Written instruction:
Track down every line below that holds "marker" and copy it.

— START Excerpted records —

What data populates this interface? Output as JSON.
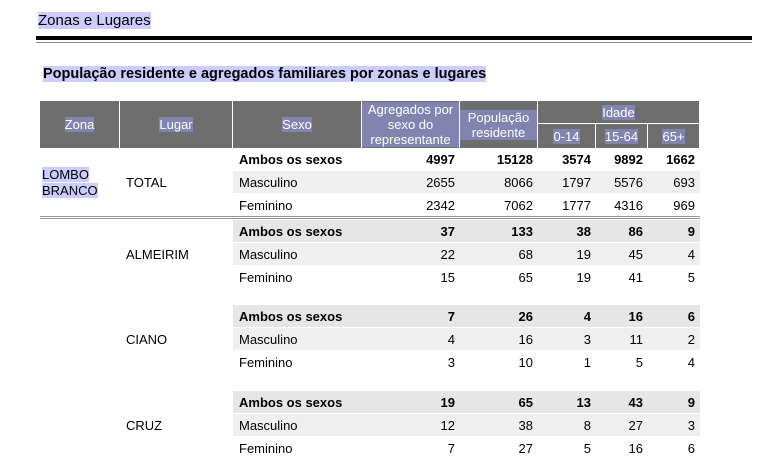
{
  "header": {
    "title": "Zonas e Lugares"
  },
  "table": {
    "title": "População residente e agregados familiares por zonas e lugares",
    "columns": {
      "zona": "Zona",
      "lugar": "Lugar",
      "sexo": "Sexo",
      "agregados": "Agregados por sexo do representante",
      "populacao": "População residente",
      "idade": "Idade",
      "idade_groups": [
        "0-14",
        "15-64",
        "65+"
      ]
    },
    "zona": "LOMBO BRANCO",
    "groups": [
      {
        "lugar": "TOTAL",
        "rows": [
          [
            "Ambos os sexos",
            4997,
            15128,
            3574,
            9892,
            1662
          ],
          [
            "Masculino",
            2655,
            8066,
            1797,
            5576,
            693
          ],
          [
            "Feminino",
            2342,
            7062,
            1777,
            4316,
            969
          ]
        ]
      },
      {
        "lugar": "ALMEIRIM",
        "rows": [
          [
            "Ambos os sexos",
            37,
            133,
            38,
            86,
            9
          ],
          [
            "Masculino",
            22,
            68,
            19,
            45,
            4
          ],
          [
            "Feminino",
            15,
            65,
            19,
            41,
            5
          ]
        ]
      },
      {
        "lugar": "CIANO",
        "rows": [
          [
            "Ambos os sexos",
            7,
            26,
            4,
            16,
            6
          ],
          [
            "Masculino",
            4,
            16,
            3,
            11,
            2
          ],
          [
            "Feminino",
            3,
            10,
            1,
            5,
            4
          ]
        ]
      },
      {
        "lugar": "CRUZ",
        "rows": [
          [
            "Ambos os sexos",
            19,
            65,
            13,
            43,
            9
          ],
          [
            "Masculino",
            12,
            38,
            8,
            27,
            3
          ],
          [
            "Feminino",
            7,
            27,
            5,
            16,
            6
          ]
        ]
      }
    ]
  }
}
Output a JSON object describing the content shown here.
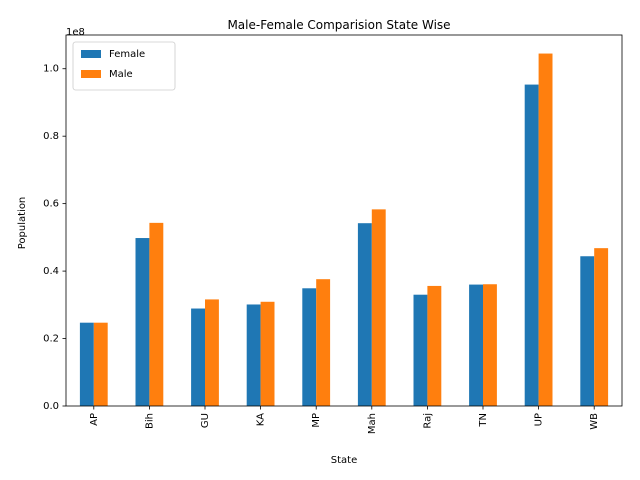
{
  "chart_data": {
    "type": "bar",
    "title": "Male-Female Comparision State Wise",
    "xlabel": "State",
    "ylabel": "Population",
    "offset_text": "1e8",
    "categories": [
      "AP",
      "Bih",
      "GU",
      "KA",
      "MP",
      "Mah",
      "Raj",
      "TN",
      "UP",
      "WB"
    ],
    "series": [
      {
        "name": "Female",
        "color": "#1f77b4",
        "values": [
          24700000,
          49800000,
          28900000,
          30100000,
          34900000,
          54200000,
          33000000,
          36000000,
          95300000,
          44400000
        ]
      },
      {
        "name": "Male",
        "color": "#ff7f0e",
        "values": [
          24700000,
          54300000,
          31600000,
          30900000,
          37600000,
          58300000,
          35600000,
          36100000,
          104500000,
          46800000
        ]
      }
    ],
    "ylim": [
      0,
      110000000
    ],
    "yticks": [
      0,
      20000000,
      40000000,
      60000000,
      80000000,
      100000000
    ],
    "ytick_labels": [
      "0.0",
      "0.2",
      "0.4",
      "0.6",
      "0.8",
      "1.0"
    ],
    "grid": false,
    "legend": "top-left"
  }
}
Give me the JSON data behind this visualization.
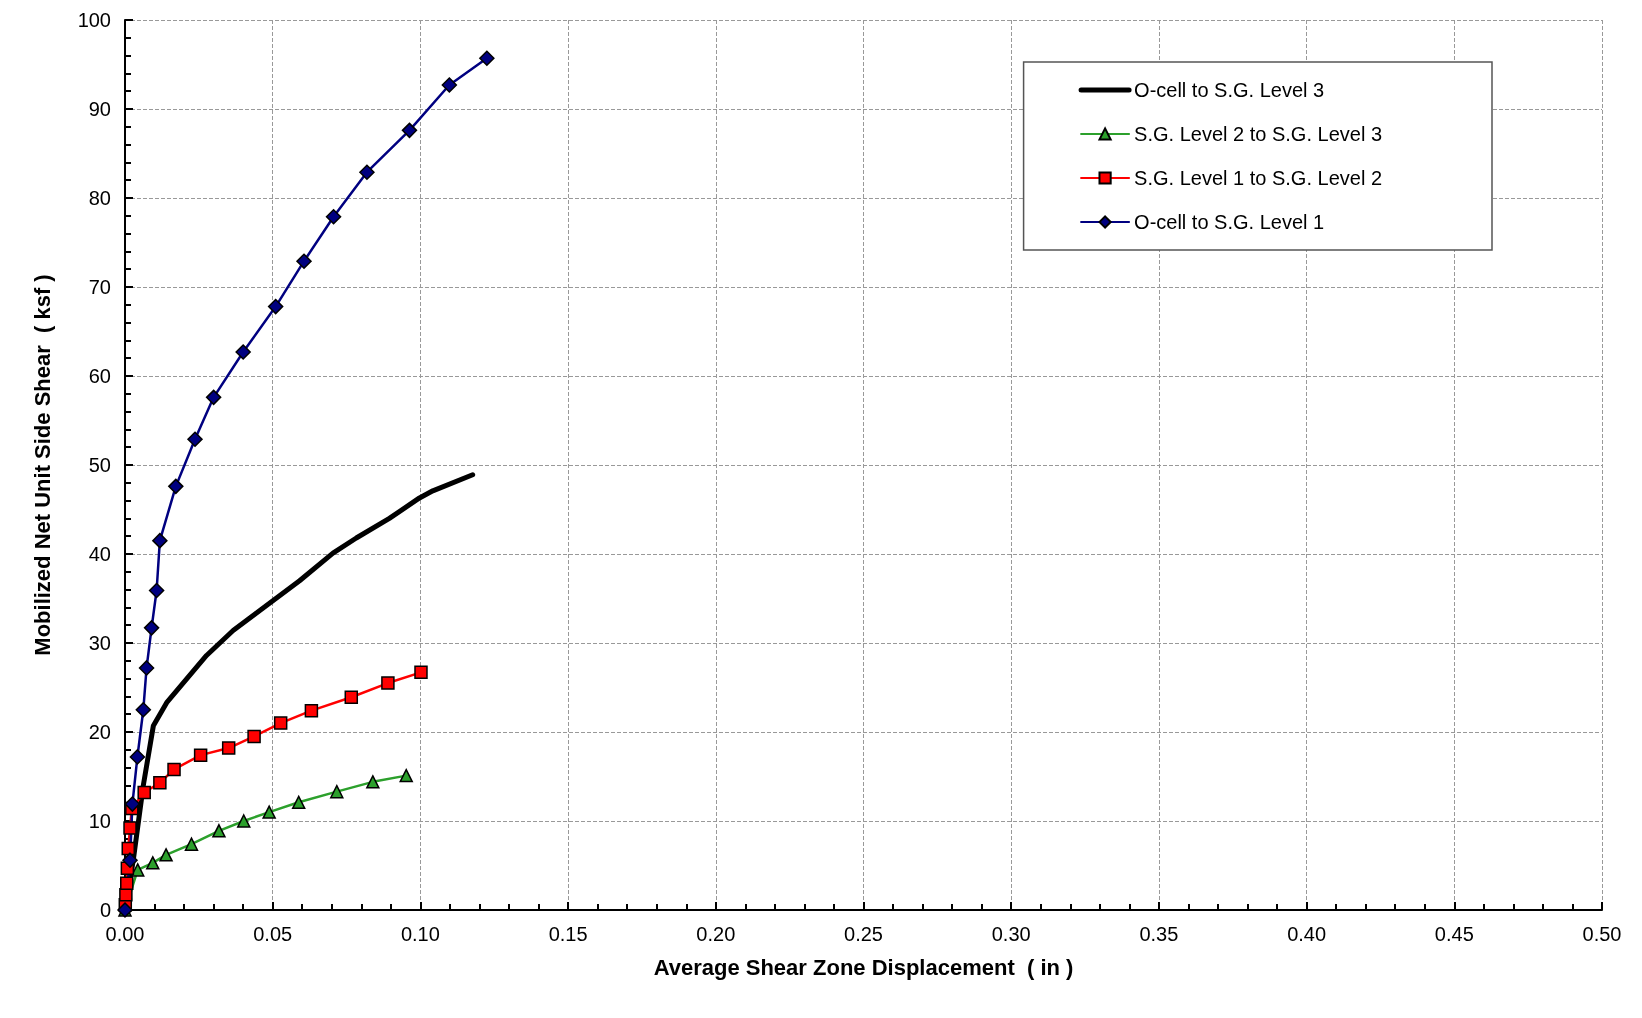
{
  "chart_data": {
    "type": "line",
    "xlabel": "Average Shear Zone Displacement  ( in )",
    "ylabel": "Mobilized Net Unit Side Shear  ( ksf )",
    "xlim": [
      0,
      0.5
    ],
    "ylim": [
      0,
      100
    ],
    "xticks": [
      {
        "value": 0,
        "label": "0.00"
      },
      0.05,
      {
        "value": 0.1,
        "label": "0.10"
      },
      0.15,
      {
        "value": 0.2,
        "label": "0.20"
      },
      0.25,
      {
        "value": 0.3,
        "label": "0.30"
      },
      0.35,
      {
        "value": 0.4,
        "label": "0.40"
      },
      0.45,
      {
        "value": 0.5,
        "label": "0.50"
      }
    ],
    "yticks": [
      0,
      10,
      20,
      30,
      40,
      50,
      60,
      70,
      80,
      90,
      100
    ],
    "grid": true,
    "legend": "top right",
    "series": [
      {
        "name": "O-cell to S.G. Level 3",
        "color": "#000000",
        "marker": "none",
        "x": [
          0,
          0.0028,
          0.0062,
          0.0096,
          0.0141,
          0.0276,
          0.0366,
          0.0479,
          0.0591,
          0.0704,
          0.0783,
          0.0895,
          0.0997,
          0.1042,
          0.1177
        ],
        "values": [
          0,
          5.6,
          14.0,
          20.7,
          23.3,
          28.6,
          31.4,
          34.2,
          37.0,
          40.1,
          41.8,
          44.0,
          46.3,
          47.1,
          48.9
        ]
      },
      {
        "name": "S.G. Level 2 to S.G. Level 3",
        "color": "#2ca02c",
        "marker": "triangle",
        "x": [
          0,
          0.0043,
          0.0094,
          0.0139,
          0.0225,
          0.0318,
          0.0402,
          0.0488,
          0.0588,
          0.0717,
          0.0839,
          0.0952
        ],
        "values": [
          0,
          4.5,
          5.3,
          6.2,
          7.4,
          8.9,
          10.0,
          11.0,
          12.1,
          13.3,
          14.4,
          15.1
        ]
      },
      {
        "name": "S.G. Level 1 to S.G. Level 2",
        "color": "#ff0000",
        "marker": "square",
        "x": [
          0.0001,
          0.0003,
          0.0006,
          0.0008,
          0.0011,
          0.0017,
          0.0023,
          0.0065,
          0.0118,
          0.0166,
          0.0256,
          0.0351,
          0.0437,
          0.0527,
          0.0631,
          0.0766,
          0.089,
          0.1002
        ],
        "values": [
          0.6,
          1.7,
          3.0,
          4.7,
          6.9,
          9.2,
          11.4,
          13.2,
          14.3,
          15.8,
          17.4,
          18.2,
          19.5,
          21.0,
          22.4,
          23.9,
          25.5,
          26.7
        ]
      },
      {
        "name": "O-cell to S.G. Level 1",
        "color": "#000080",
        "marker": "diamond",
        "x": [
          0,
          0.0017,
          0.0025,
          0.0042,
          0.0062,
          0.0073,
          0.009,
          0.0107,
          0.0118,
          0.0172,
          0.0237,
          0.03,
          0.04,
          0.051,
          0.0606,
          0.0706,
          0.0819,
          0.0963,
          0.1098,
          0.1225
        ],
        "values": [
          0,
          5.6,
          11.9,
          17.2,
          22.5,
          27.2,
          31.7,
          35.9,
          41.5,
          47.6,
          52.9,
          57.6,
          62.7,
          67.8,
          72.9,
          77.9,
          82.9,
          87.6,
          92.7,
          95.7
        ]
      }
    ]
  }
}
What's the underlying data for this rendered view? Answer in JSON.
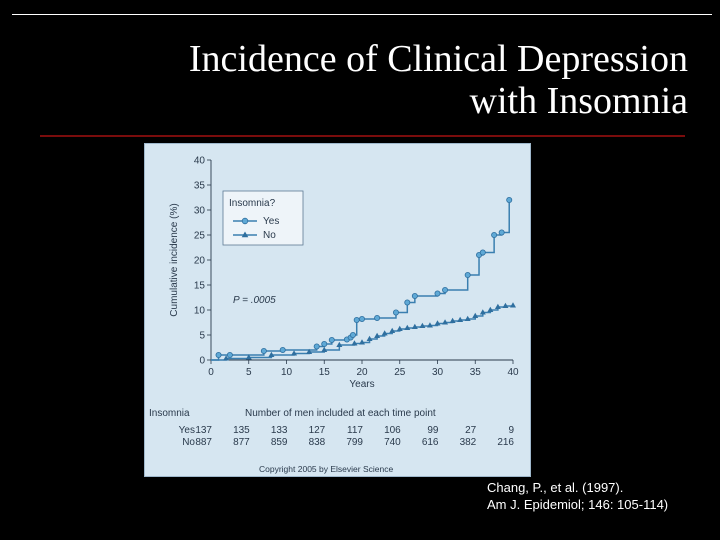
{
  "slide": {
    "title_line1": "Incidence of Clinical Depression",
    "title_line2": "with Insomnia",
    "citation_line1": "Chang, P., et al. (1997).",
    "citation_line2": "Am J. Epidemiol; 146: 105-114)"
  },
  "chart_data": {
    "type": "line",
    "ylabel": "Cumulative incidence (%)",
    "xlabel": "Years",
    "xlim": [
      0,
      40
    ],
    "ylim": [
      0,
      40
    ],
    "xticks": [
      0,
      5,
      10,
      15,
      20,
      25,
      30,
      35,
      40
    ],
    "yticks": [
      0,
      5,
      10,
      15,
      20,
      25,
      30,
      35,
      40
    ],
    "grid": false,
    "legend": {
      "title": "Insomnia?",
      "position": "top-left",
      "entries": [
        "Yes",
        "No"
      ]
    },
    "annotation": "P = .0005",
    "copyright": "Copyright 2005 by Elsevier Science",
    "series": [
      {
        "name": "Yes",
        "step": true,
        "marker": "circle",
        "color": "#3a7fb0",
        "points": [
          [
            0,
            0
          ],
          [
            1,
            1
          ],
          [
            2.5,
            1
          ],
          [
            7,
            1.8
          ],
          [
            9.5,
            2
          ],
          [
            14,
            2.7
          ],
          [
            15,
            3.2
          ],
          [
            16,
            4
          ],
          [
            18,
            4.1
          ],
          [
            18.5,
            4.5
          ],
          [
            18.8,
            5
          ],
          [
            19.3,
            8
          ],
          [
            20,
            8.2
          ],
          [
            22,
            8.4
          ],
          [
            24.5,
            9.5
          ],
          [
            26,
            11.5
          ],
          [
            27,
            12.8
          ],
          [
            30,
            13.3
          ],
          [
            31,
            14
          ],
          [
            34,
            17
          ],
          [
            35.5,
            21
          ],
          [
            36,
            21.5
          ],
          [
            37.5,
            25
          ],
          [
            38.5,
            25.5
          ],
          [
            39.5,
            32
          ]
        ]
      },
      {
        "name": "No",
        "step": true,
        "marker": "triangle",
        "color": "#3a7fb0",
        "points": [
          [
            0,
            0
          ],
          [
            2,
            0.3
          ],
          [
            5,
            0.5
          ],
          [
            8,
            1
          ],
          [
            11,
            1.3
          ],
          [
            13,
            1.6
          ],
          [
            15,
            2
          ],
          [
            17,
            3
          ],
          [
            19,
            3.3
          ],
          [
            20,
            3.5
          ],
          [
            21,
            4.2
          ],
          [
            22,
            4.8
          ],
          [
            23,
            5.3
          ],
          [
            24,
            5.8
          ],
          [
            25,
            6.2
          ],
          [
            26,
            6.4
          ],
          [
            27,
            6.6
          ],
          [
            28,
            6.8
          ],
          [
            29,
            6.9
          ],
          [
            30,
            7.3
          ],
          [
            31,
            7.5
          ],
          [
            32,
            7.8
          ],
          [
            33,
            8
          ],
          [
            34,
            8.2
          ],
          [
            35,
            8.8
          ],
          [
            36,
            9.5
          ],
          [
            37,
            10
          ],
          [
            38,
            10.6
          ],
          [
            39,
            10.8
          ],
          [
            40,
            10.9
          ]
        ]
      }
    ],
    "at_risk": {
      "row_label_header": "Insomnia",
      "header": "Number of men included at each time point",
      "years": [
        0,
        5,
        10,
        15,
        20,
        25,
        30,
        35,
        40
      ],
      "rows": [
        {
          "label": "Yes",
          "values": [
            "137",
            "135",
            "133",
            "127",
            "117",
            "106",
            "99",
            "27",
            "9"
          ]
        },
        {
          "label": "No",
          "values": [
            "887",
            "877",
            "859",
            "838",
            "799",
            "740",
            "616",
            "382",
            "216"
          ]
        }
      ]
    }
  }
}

— END Excerpted records —

Output for this task:
        "marker": "none",
        "marker": "triangle",
        "marker": "square",
        "marker": "diamond",
        "marker": "circle",
        "marker": "triangle",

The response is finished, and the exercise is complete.